Stored data
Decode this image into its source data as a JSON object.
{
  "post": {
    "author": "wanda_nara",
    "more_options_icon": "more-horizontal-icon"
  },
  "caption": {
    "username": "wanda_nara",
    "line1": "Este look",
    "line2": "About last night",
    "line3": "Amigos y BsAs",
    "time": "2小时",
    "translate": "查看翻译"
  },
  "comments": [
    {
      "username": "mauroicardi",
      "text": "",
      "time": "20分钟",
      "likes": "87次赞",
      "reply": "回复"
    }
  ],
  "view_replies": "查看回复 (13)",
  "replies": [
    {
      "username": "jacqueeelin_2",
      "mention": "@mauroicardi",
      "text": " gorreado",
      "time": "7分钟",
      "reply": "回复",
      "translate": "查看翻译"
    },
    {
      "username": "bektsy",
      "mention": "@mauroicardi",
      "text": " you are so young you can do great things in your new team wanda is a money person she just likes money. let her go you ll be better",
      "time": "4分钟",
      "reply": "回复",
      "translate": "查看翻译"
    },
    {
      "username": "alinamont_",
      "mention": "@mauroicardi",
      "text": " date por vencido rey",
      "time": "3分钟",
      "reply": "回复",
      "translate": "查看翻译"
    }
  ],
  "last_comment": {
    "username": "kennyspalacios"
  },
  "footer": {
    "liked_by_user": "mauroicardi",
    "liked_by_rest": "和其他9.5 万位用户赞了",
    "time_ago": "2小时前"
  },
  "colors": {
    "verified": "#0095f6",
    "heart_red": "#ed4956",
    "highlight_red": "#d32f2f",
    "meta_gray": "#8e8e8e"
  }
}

▶ _Problem_
Show the data once more, exactly as it was written.

▶ _The output_
Decode this image into its source data as a JSON object.
{
  "post": {
    "author": "wanda_nara",
    "more_options_icon": "more-horizontal-icon"
  },
  "caption": {
    "username": "wanda_nara",
    "line1": "Este look",
    "line2": "About last night",
    "line3": "Amigos y BsAs",
    "time": "2小时",
    "translate": "查看翻译"
  },
  "comments": [
    {
      "username": "mauroicardi",
      "text": "",
      "time": "20分钟",
      "likes": "87次赞",
      "reply": "回复"
    }
  ],
  "view_replies": "查看回复 (13)",
  "replies": [
    {
      "username": "jacqueeelin_2",
      "mention": "@mauroicardi",
      "text": " gorreado",
      "time": "7分钟",
      "reply": "回复",
      "translate": "查看翻译"
    },
    {
      "username": "bektsy",
      "mention": "@mauroicardi",
      "text": " you are so young you can do great things in your new team wanda is a money person she just likes money. let her go you ll be better",
      "time": "4分钟",
      "reply": "回复",
      "translate": "查看翻译"
    },
    {
      "username": "alinamont_",
      "mention": "@mauroicardi",
      "text": " date por vencido rey",
      "time": "3分钟",
      "reply": "回复",
      "translate": "查看翻译"
    }
  ],
  "last_comment": {
    "username": "kennyspalacios"
  },
  "footer": {
    "liked_by_user": "mauroicardi",
    "liked_by_rest": "和其他9.5 万位用户赞了",
    "time_ago": "2小时前"
  },
  "colors": {
    "verified": "#0095f6",
    "heart_red": "#ed4956",
    "highlight_red": "#d32f2f",
    "meta_gray": "#8e8e8e"
  }
}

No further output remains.